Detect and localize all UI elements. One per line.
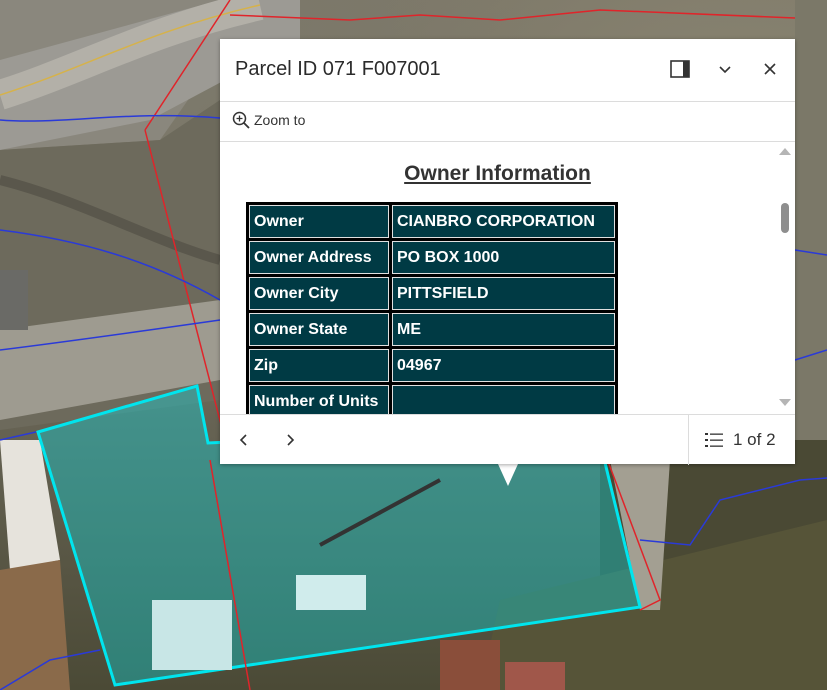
zoom-in-icon [232, 111, 250, 129]
dock-button[interactable] [667, 56, 693, 82]
owner-table: Owner CIANBRO CORPORATION Owner Address … [246, 202, 618, 414]
row-value: 04967 [392, 349, 615, 382]
dock-icon [670, 60, 690, 78]
content-scrollbar[interactable] [775, 142, 795, 414]
row-key: Number of Units [249, 385, 389, 414]
zoom-to-label: Zoom to [254, 112, 306, 128]
close-icon [764, 63, 776, 75]
chevron-down-icon [719, 66, 731, 74]
chevron-right-icon [287, 434, 295, 446]
popup-title: Parcel ID 071 F007001 [235, 58, 441, 80]
feature-list-icon [705, 433, 723, 447]
zoom-to-button[interactable]: Zoom to [232, 111, 305, 129]
row-key: Owner State [249, 313, 389, 346]
scrollbar-graphic [779, 148, 791, 406]
row-value: PO BOX 1000 [392, 241, 615, 274]
table-row: Owner Address PO BOX 1000 [249, 241, 615, 274]
feature-pager-button[interactable]: 1 of 2 [688, 415, 795, 465]
row-value: ME [392, 313, 615, 346]
popup-toolbar: Zoom to [220, 101, 795, 142]
popup-footer: 1 of 2 [220, 414, 795, 465]
table-row: Owner City PITTSFIELD [249, 277, 615, 310]
scroll-down-arrow-icon [779, 399, 791, 406]
table-row: Owner CIANBRO CORPORATION [249, 205, 615, 238]
pager-text: 1 of 2 [733, 430, 776, 449]
table-row: Number of Units [249, 385, 615, 414]
next-feature-button[interactable] [279, 429, 301, 451]
scroll-up-arrow-icon [779, 148, 791, 155]
previous-feature-button[interactable] [233, 429, 255, 451]
row-value: CIANBRO CORPORATION [392, 205, 615, 238]
table-row: Owner State ME [249, 313, 615, 346]
row-key: Owner City [249, 277, 389, 310]
popup-header: Parcel ID 071 F007001 [220, 39, 795, 102]
owner-information-heading: Owner Information [404, 162, 591, 185]
row-key: Owner [249, 205, 389, 238]
scrollbar-thumb [781, 203, 789, 233]
row-key: Zip [249, 349, 389, 382]
popup-pointer [498, 464, 518, 486]
chevron-left-icon [239, 434, 247, 446]
row-value [392, 385, 615, 414]
table-row: Zip 04967 [249, 349, 615, 382]
feature-popup: Parcel ID 071 F007001 Zoom to Owner Info… [220, 39, 795, 465]
close-button[interactable] [757, 56, 783, 82]
popup-content[interactable]: Owner Information Owner CIANBRO CORPORAT… [220, 142, 795, 414]
row-key: Owner Address [249, 241, 389, 274]
row-value: PITTSFIELD [392, 277, 615, 310]
collapse-button[interactable] [712, 56, 738, 82]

______

Reproduce every line of the items above verbatim, omitting the pictures from your answer.

Detect and localize all UI elements. One per line.
zoom-in-icon [232, 111, 250, 129]
dock-button[interactable] [667, 56, 693, 82]
owner-table: Owner CIANBRO CORPORATION Owner Address … [246, 202, 618, 414]
row-value: 04967 [392, 349, 615, 382]
dock-icon [670, 60, 690, 78]
content-scrollbar[interactable] [775, 142, 795, 414]
row-key: Number of Units [249, 385, 389, 414]
zoom-to-label: Zoom to [254, 112, 306, 128]
close-icon [764, 63, 776, 75]
chevron-down-icon [719, 66, 731, 74]
chevron-right-icon [287, 434, 295, 446]
popup-title: Parcel ID 071 F007001 [235, 58, 441, 80]
feature-list-icon [705, 433, 723, 447]
zoom-to-button[interactable]: Zoom to [232, 111, 305, 129]
row-key: Owner State [249, 313, 389, 346]
scrollbar-graphic [779, 148, 791, 406]
row-value: PO BOX 1000 [392, 241, 615, 274]
table-row: Owner Address PO BOX 1000 [249, 241, 615, 274]
feature-pager-button[interactable]: 1 of 2 [688, 415, 795, 465]
row-value: ME [392, 313, 615, 346]
popup-toolbar: Zoom to [220, 101, 795, 142]
popup-footer: 1 of 2 [220, 414, 795, 465]
table-row: Owner City PITTSFIELD [249, 277, 615, 310]
scroll-down-arrow-icon [779, 399, 791, 406]
table-row: Owner CIANBRO CORPORATION [249, 205, 615, 238]
pager-text: 1 of 2 [733, 430, 776, 449]
table-row: Number of Units [249, 385, 615, 414]
next-feature-button[interactable] [279, 429, 301, 451]
scroll-up-arrow-icon [779, 148, 791, 155]
previous-feature-button[interactable] [233, 429, 255, 451]
row-value: CIANBRO CORPORATION [392, 205, 615, 238]
table-row: Owner State ME [249, 313, 615, 346]
row-key: Owner City [249, 277, 389, 310]
popup-header: Parcel ID 071 F007001 [220, 39, 795, 102]
owner-information-heading: Owner Information [404, 162, 591, 185]
row-key: Owner [249, 205, 389, 238]
scrollbar-thumb [781, 203, 789, 233]
row-key: Zip [249, 349, 389, 382]
popup-pointer [498, 464, 518, 486]
chevron-left-icon [239, 434, 247, 446]
row-value [392, 385, 615, 414]
table-row: Zip 04967 [249, 349, 615, 382]
feature-popup: Parcel ID 071 F007001 Zoom to Owner Info… [220, 39, 795, 465]
close-button[interactable] [757, 56, 783, 82]
popup-content[interactable]: Owner Information Owner CIANBRO CORPORAT… [220, 142, 795, 414]
row-key: Owner Address [249, 241, 389, 274]
row-value: PITTSFIELD [392, 277, 615, 310]
collapse-button[interactable] [712, 56, 738, 82]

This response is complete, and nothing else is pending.